Written exercise. Send back all the data below, exactly as given.

[Recorded data]
※ ※ ※

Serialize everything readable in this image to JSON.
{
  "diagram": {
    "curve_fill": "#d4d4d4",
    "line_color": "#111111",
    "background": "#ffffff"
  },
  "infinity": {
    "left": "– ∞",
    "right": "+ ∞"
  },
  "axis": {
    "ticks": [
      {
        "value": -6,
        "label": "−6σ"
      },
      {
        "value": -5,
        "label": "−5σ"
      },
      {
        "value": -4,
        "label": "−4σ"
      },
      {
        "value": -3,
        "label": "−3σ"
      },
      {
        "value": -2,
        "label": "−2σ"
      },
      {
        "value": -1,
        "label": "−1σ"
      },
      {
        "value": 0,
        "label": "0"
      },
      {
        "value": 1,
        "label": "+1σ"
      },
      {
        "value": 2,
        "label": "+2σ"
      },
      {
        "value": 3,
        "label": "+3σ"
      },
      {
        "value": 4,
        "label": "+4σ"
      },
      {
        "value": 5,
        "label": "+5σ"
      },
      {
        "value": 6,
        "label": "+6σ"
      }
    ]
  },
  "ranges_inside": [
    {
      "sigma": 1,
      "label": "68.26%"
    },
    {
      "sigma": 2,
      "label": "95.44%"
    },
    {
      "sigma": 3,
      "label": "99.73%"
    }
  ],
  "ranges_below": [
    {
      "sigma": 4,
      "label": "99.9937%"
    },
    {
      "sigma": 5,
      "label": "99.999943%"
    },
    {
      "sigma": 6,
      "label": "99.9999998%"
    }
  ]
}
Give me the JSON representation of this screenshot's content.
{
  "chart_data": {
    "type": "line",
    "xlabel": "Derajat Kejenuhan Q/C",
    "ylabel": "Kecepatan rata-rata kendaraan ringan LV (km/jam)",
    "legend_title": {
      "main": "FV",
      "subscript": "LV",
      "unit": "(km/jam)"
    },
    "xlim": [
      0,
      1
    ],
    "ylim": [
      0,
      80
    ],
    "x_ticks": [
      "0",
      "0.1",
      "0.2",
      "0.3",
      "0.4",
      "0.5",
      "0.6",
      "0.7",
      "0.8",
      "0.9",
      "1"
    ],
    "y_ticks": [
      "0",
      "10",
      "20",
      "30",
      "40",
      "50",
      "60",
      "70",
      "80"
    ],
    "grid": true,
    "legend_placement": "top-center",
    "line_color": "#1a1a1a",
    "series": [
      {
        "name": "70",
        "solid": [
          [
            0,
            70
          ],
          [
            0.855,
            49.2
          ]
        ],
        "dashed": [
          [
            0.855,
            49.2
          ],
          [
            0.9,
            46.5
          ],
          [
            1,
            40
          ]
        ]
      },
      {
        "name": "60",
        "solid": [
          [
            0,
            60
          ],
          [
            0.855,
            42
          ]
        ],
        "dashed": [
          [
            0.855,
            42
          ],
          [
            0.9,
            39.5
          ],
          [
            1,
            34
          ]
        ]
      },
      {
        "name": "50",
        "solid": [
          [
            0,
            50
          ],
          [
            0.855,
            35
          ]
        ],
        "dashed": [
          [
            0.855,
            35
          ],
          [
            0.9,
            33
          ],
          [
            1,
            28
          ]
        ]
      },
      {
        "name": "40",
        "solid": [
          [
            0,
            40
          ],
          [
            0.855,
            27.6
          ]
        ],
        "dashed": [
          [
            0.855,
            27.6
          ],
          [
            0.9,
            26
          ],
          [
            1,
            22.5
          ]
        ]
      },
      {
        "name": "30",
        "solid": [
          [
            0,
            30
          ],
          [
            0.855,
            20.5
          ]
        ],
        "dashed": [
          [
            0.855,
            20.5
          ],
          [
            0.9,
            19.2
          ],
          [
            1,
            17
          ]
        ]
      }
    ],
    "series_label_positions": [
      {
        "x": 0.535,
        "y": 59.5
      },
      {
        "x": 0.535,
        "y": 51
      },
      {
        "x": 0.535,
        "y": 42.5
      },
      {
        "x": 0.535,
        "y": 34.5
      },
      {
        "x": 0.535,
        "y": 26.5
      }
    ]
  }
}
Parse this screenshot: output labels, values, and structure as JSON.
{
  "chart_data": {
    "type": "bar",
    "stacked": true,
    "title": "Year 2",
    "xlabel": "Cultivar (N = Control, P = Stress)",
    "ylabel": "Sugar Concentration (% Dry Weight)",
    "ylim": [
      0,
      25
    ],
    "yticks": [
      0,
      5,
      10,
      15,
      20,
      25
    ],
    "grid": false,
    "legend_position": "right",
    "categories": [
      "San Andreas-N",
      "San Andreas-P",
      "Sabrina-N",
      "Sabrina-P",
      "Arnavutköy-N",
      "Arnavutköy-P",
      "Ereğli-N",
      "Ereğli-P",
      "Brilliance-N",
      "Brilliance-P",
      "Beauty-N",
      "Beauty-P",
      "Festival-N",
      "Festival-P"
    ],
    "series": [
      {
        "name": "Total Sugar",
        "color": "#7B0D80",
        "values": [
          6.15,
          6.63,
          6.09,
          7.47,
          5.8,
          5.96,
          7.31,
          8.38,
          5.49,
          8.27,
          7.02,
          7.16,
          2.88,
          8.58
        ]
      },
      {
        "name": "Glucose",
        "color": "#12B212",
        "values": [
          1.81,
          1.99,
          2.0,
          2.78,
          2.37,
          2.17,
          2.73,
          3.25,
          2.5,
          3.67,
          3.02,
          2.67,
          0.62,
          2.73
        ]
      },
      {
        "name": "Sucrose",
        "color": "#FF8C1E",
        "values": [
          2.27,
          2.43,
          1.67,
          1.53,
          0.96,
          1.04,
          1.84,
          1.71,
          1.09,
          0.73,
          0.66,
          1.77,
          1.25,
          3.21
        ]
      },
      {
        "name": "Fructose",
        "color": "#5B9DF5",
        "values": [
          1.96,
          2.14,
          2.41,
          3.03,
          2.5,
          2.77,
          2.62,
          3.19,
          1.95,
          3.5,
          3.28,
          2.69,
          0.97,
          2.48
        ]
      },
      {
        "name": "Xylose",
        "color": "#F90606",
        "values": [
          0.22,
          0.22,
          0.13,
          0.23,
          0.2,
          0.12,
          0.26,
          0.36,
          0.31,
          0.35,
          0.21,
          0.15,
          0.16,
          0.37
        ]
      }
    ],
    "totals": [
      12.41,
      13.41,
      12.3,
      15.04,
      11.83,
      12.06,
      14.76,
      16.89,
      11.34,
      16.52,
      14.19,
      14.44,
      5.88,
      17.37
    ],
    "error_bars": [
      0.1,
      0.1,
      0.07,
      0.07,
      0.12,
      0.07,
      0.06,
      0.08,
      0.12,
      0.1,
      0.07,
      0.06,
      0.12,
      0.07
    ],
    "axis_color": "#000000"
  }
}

※ ※ ※

Exercise result.
Serialize everything readable in this image to JSON.
{
  "diagram": {
    "curve_fill": "#d4d4d4",
    "line_color": "#111111",
    "background": "#ffffff"
  },
  "infinity": {
    "left": "– ∞",
    "right": "+ ∞"
  },
  "axis": {
    "ticks": [
      {
        "value": -6,
        "label": "−6σ"
      },
      {
        "value": -5,
        "label": "−5σ"
      },
      {
        "value": -4,
        "label": "−4σ"
      },
      {
        "value": -3,
        "label": "−3σ"
      },
      {
        "value": -2,
        "label": "−2σ"
      },
      {
        "value": -1,
        "label": "−1σ"
      },
      {
        "value": 0,
        "label": "0"
      },
      {
        "value": 1,
        "label": "+1σ"
      },
      {
        "value": 2,
        "label": "+2σ"
      },
      {
        "value": 3,
        "label": "+3σ"
      },
      {
        "value": 4,
        "label": "+4σ"
      },
      {
        "value": 5,
        "label": "+5σ"
      },
      {
        "value": 6,
        "label": "+6σ"
      }
    ]
  },
  "ranges_inside": [
    {
      "sigma": 1,
      "label": "68.26%"
    },
    {
      "sigma": 2,
      "label": "95.44%"
    },
    {
      "sigma": 3,
      "label": "99.73%"
    }
  ],
  "ranges_below": [
    {
      "sigma": 4,
      "label": "99.9937%"
    },
    {
      "sigma": 5,
      "label": "99.999943%"
    },
    {
      "sigma": 6,
      "label": "99.9999998%"
    }
  ]
}
Give me the JSON representation of this screenshot's content.
{
  "chart_data": {
    "type": "line",
    "xlabel": "Derajat Kejenuhan Q/C",
    "ylabel": "Kecepatan rata-rata kendaraan ringan LV (km/jam)",
    "legend_title": {
      "main": "FV",
      "subscript": "LV",
      "unit": "(km/jam)"
    },
    "xlim": [
      0,
      1
    ],
    "ylim": [
      0,
      80
    ],
    "x_ticks": [
      "0",
      "0.1",
      "0.2",
      "0.3",
      "0.4",
      "0.5",
      "0.6",
      "0.7",
      "0.8",
      "0.9",
      "1"
    ],
    "y_ticks": [
      "0",
      "10",
      "20",
      "30",
      "40",
      "50",
      "60",
      "70",
      "80"
    ],
    "grid": true,
    "legend_placement": "top-center",
    "line_color": "#1a1a1a",
    "series": [
      {
        "name": "70",
        "solid": [
          [
            0,
            70
          ],
          [
            0.855,
            49.2
          ]
        ],
        "dashed": [
          [
            0.855,
            49.2
          ],
          [
            0.9,
            46.5
          ],
          [
            1,
            40
          ]
        ]
      },
      {
        "name": "60",
        "solid": [
          [
            0,
            60
          ],
          [
            0.855,
            42
          ]
        ],
        "dashed": [
          [
            0.855,
            42
          ],
          [
            0.9,
            39.5
          ],
          [
            1,
            34
          ]
        ]
      },
      {
        "name": "50",
        "solid": [
          [
            0,
            50
          ],
          [
            0.855,
            35
          ]
        ],
        "dashed": [
          [
            0.855,
            35
          ],
          [
            0.9,
            33
          ],
          [
            1,
            28
          ]
        ]
      },
      {
        "name": "40",
        "solid": [
          [
            0,
            40
          ],
          [
            0.855,
            27.6
          ]
        ],
        "dashed": [
          [
            0.855,
            27.6
          ],
          [
            0.9,
            26
          ],
          [
            1,
            22.5
          ]
        ]
      },
      {
        "name": "30",
        "solid": [
          [
            0,
            30
          ],
          [
            0.855,
            20.5
          ]
        ],
        "dashed": [
          [
            0.855,
            20.5
          ],
          [
            0.9,
            19.2
          ],
          [
            1,
            17
          ]
        ]
      }
    ],
    "series_label_positions": [
      {
        "x": 0.535,
        "y": 59.5
      },
      {
        "x": 0.535,
        "y": 51
      },
      {
        "x": 0.535,
        "y": 42.5
      },
      {
        "x": 0.535,
        "y": 34.5
      },
      {
        "x": 0.535,
        "y": 26.5
      }
    ]
  }
}
Parse this screenshot: output labels, values, and structure as JSON.
{
  "chart_data": {
    "type": "bar",
    "stacked": true,
    "title": "Year 2",
    "xlabel": "Cultivar (N = Control, P = Stress)",
    "ylabel": "Sugar Concentration (% Dry Weight)",
    "ylim": [
      0,
      25
    ],
    "yticks": [
      0,
      5,
      10,
      15,
      20,
      25
    ],
    "grid": false,
    "legend_position": "right",
    "categories": [
      "San Andreas-N",
      "San Andreas-P",
      "Sabrina-N",
      "Sabrina-P",
      "Arnavutköy-N",
      "Arnavutköy-P",
      "Ereğli-N",
      "Ereğli-P",
      "Brilliance-N",
      "Brilliance-P",
      "Beauty-N",
      "Beauty-P",
      "Festival-N",
      "Festival-P"
    ],
    "series": [
      {
        "name": "Total Sugar",
        "color": "#7B0D80",
        "values": [
          6.15,
          6.63,
          6.09,
          7.47,
          5.8,
          5.96,
          7.31,
          8.38,
          5.49,
          8.27,
          7.02,
          7.16,
          2.88,
          8.58
        ]
      },
      {
        "name": "Glucose",
        "color": "#12B212",
        "values": [
          1.81,
          1.99,
          2.0,
          2.78,
          2.37,
          2.17,
          2.73,
          3.25,
          2.5,
          3.67,
          3.02,
          2.67,
          0.62,
          2.73
        ]
      },
      {
        "name": "Sucrose",
        "color": "#FF8C1E",
        "values": [
          2.27,
          2.43,
          1.67,
          1.53,
          0.96,
          1.04,
          1.84,
          1.71,
          1.09,
          0.73,
          0.66,
          1.77,
          1.25,
          3.21
        ]
      },
      {
        "name": "Fructose",
        "color": "#5B9DF5",
        "values": [
          1.96,
          2.14,
          2.41,
          3.03,
          2.5,
          2.77,
          2.62,
          3.19,
          1.95,
          3.5,
          3.28,
          2.69,
          0.97,
          2.48
        ]
      },
      {
        "name": "Xylose",
        "color": "#F90606",
        "values": [
          0.22,
          0.22,
          0.13,
          0.23,
          0.2,
          0.12,
          0.26,
          0.36,
          0.31,
          0.35,
          0.21,
          0.15,
          0.16,
          0.37
        ]
      }
    ],
    "totals": [
      12.41,
      13.41,
      12.3,
      15.04,
      11.83,
      12.06,
      14.76,
      16.89,
      11.34,
      16.52,
      14.19,
      14.44,
      5.88,
      17.37
    ],
    "error_bars": [
      0.1,
      0.1,
      0.07,
      0.07,
      0.12,
      0.07,
      0.06,
      0.08,
      0.12,
      0.1,
      0.07,
      0.06,
      0.12,
      0.07
    ],
    "axis_color": "#000000"
  }
}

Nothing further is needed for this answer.